**Task directions:**
Can you transcribe the data exactly? Leave the pictures out.

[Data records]
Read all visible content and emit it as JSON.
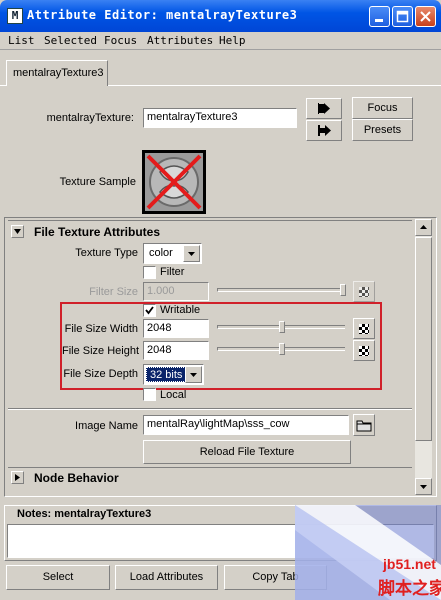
{
  "window": {
    "title": "Attribute Editor: mentalrayTexture3",
    "app_icon": "M"
  },
  "menu": [
    "List",
    "Selected",
    "Focus",
    "Attributes",
    "Help"
  ],
  "tab": {
    "label": "mentalrayTexture3"
  },
  "node": {
    "type_label": "mentalrayTexture:",
    "name_value": "mentalrayTexture3",
    "focus_label": "Focus",
    "presets_label": "Presets",
    "sample_label": "Texture Sample"
  },
  "section_file": {
    "title": "File Texture Attributes",
    "texture_type_label": "Texture Type",
    "texture_type_value": "color",
    "filter_label": "Filter",
    "filter_checked": false,
    "filter_size_label": "Filter Size",
    "filter_size_value": "1.000",
    "writable_label": "Writable",
    "writable_checked": true,
    "width_label": "File Size Width",
    "width_value": "2048",
    "height_label": "File Size Height",
    "height_value": "2048",
    "depth_label": "File Size Depth",
    "depth_value": "32 bits",
    "local_label": "Local",
    "local_checked": false,
    "image_name_label": "Image Name",
    "image_name_value": "mentalRay\\lightMap\\sss_cow",
    "reload_label": "Reload File Texture"
  },
  "section_node": {
    "title": "Node Behavior"
  },
  "notes": {
    "label": "Notes:  mentalrayTexture3"
  },
  "footer": {
    "select_label": "Select",
    "load_label": "Load Attributes",
    "copy_label": "Copy Tab"
  },
  "watermark": {
    "line1": "jb51.net",
    "line2": "脚本之家"
  },
  "colors": {
    "title_bar": "#0055e5",
    "highlight_box": "#d0202a",
    "selection": "#0a246a",
    "close_button": "#c8401c"
  }
}
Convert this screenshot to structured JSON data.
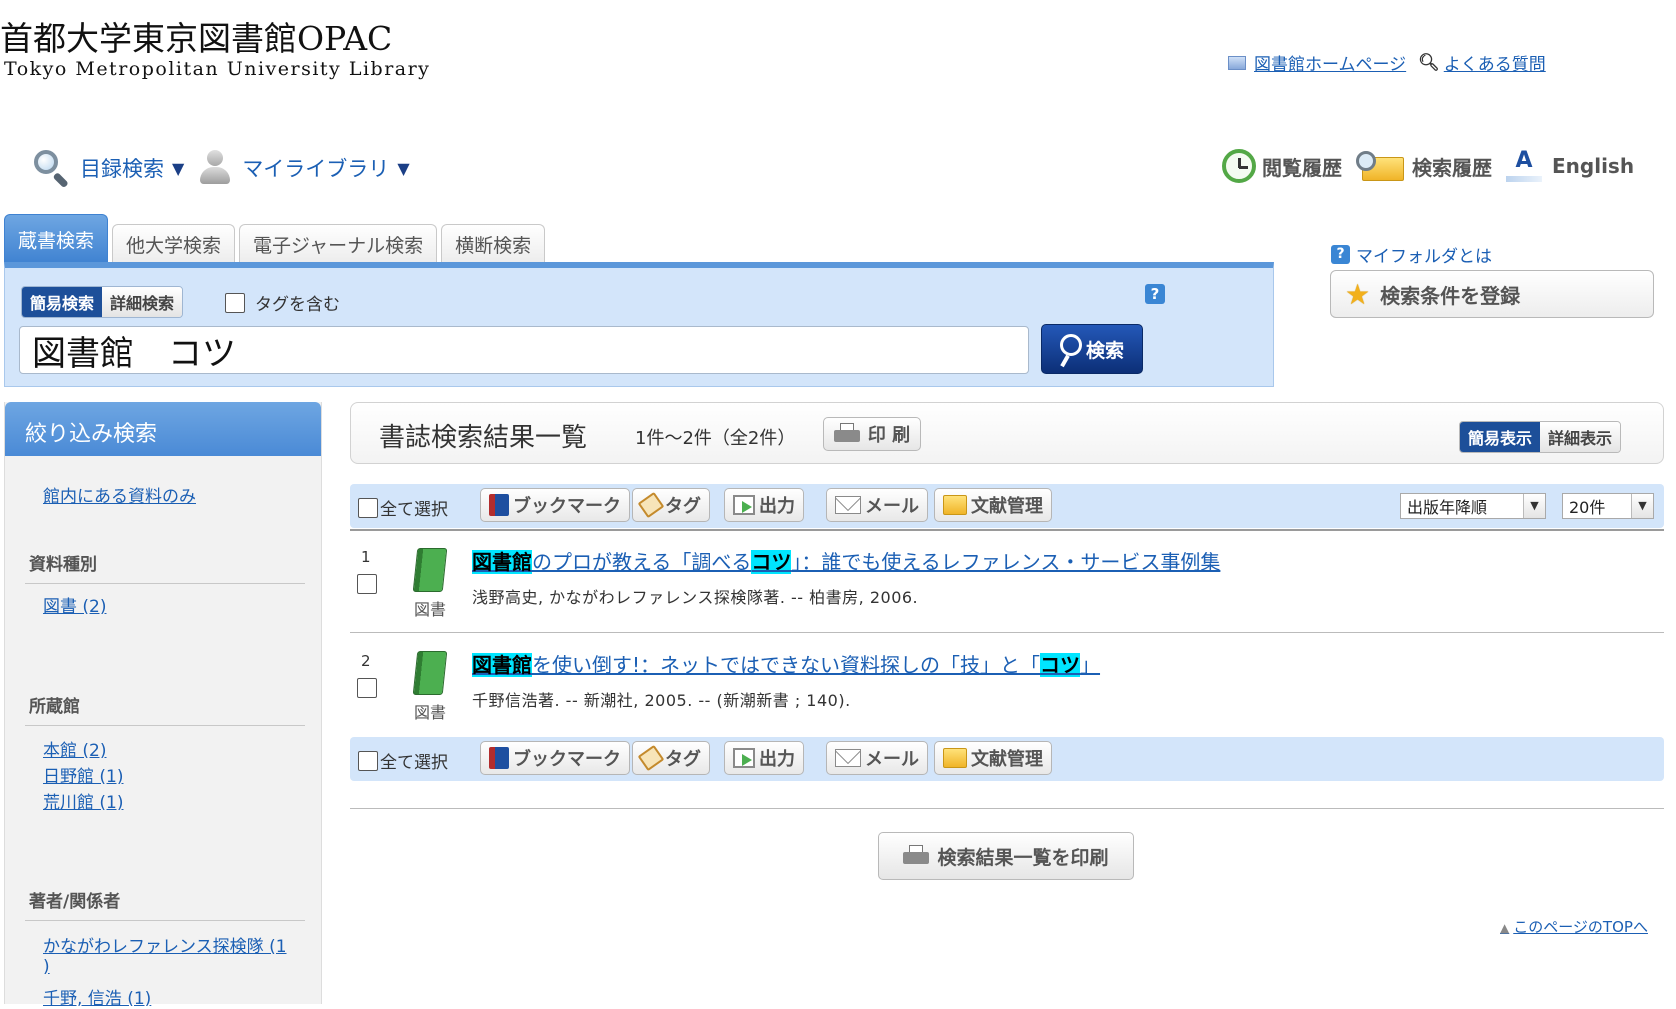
{
  "header": {
    "title": "首都大学東京図書館OPAC",
    "subtitle": "Tokyo Metropolitan University Library",
    "links": [
      "図書館ホームページ",
      "よくある質問"
    ]
  },
  "nav": {
    "catalog": "目録検索",
    "mylibrary": "マイライブラリ",
    "history_view": "閲覧履歴",
    "history_search": "検索履歴",
    "english": "English",
    "caret": "▼"
  },
  "search": {
    "tabs": [
      "蔵書検索",
      "他大学検索",
      "電子ジャーナル検索",
      "横断検索"
    ],
    "mode_simple": "簡易検索",
    "mode_advanced": "詳細検索",
    "include_tags": "タグを含む",
    "help": "?",
    "query": "図書館　コツ",
    "button": "検索"
  },
  "myfolder": {
    "link": "マイフォルダとは",
    "save_button": "検索条件を登録"
  },
  "sidebar": {
    "title": "絞り込み検索",
    "in_library": "館内にある資料のみ",
    "sections": [
      {
        "title": "資料種別",
        "items": [
          "図書 (2)"
        ]
      },
      {
        "title": "所蔵館",
        "items": [
          "本館 (2)",
          "日野館 (1)",
          "荒川館 (1)"
        ]
      },
      {
        "title": "著者/関係者",
        "items": [
          "かながわレファレンス探検隊 (1",
          ")",
          "千野, 信浩 (1)"
        ]
      }
    ]
  },
  "results": {
    "title": "書誌検索結果一覧",
    "count": "1件～2件（全2件）",
    "print": "印 刷",
    "view_simple": "簡易表示",
    "view_detail": "詳細表示",
    "toolbar": {
      "select_all": "全て選択",
      "bookmark": "ブックマーク",
      "tag": "タグ",
      "output": "出力",
      "mail": "メール",
      "reference": "文献管理"
    },
    "sort": "出版年降順",
    "per_page": "20件",
    "records": [
      {
        "no": "1",
        "type": "図書",
        "title_parts": [
          {
            "text": "図書館",
            "hl": true
          },
          {
            "text": "のプロが教える「調べる",
            "hl": false
          },
          {
            "text": "コツ",
            "hl": true
          },
          {
            "text": "」：誰でも使えるレファレンス・サービス事例集",
            "hl": false
          }
        ],
        "meta": "浅野高史, かながわレファレンス探検隊著. -- 柏書房, 2006."
      },
      {
        "no": "2",
        "type": "図書",
        "title_parts": [
          {
            "text": "図書館",
            "hl": true
          },
          {
            "text": "を使い倒す!：ネットではできない資料探しの「技」と「",
            "hl": false
          },
          {
            "text": "コツ",
            "hl": true
          },
          {
            "text": "」",
            "hl": false
          }
        ],
        "meta": "千野信浩著. -- 新潮社, 2005. -- (新潮新書 ; 140)."
      }
    ],
    "print_all": "検索結果一覧を印刷",
    "page_top": "このページのTOPへ"
  }
}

**Reply to the exercise:**
Read all visible content and emit it as JSON.
{
  "window": {
    "title": "Attribute Editor: mentalrayTexture3",
    "app_icon": "M"
  },
  "menu": [
    "List",
    "Selected",
    "Focus",
    "Attributes",
    "Help"
  ],
  "tab": {
    "label": "mentalrayTexture3"
  },
  "node": {
    "type_label": "mentalrayTexture:",
    "name_value": "mentalrayTexture3",
    "focus_label": "Focus",
    "presets_label": "Presets",
    "sample_label": "Texture Sample"
  },
  "section_file": {
    "title": "File Texture Attributes",
    "texture_type_label": "Texture Type",
    "texture_type_value": "color",
    "filter_label": "Filter",
    "filter_checked": false,
    "filter_size_label": "Filter Size",
    "filter_size_value": "1.000",
    "writable_label": "Writable",
    "writable_checked": true,
    "width_label": "File Size Width",
    "width_value": "2048",
    "height_label": "File Size Height",
    "height_value": "2048",
    "depth_label": "File Size Depth",
    "depth_value": "32 bits",
    "local_label": "Local",
    "local_checked": false,
    "image_name_label": "Image Name",
    "image_name_value": "mentalRay\\lightMap\\sss_cow",
    "reload_label": "Reload File Texture"
  },
  "section_node": {
    "title": "Node Behavior"
  },
  "notes": {
    "label": "Notes:  mentalrayTexture3"
  },
  "footer": {
    "select_label": "Select",
    "load_label": "Load Attributes",
    "copy_label": "Copy Tab"
  },
  "watermark": {
    "line1": "jb51.net",
    "line2": "脚本之家"
  },
  "colors": {
    "title_bar": "#0055e5",
    "highlight_box": "#d0202a",
    "selection": "#0a246a",
    "close_button": "#c8401c"
  }
}
Convert this screenshot to structured JSON data.
{
  "header": {
    "title": "首都大学東京図書館OPAC",
    "subtitle": "Tokyo Metropolitan University Library",
    "links": [
      "図書館ホームページ",
      "よくある質問"
    ]
  },
  "nav": {
    "catalog": "目録検索",
    "mylibrary": "マイライブラリ",
    "history_view": "閲覧履歴",
    "history_search": "検索履歴",
    "english": "English",
    "caret": "▼"
  },
  "search": {
    "tabs": [
      "蔵書検索",
      "他大学検索",
      "電子ジャーナル検索",
      "横断検索"
    ],
    "mode_simple": "簡易検索",
    "mode_advanced": "詳細検索",
    "include_tags": "タグを含む",
    "help": "?",
    "query": "図書館　コツ",
    "button": "検索"
  },
  "myfolder": {
    "link": "マイフォルダとは",
    "save_button": "検索条件を登録"
  },
  "sidebar": {
    "title": "絞り込み検索",
    "in_library": "館内にある資料のみ",
    "sections": [
      {
        "title": "資料種別",
        "items": [
          "図書 (2)"
        ]
      },
      {
        "title": "所蔵館",
        "items": [
          "本館 (2)",
          "日野館 (1)",
          "荒川館 (1)"
        ]
      },
      {
        "title": "著者/関係者",
        "items": [
          "かながわレファレンス探検隊 (1",
          ")",
          "千野, 信浩 (1)"
        ]
      }
    ]
  },
  "results": {
    "title": "書誌検索結果一覧",
    "count": "1件～2件（全2件）",
    "print": "印 刷",
    "view_simple": "簡易表示",
    "view_detail": "詳細表示",
    "toolbar": {
      "select_all": "全て選択",
      "bookmark": "ブックマーク",
      "tag": "タグ",
      "output": "出力",
      "mail": "メール",
      "reference": "文献管理"
    },
    "sort": "出版年降順",
    "per_page": "20件",
    "records": [
      {
        "no": "1",
        "type": "図書",
        "title_parts": [
          {
            "text": "図書館",
            "hl": true
          },
          {
            "text": "のプロが教える「調べる",
            "hl": false
          },
          {
            "text": "コツ",
            "hl": true
          },
          {
            "text": "」：誰でも使えるレファレンス・サービス事例集",
            "hl": false
          }
        ],
        "meta": "浅野高史, かながわレファレンス探検隊著. -- 柏書房, 2006."
      },
      {
        "no": "2",
        "type": "図書",
        "title_parts": [
          {
            "text": "図書館",
            "hl": true
          },
          {
            "text": "を使い倒す!：ネットではできない資料探しの「技」と「",
            "hl": false
          },
          {
            "text": "コツ",
            "hl": true
          },
          {
            "text": "」",
            "hl": false
          }
        ],
        "meta": "千野信浩著. -- 新潮社, 2005. -- (新潮新書 ; 140)."
      }
    ],
    "print_all": "検索結果一覧を印刷",
    "page_top": "このページのTOPへ"
  }
}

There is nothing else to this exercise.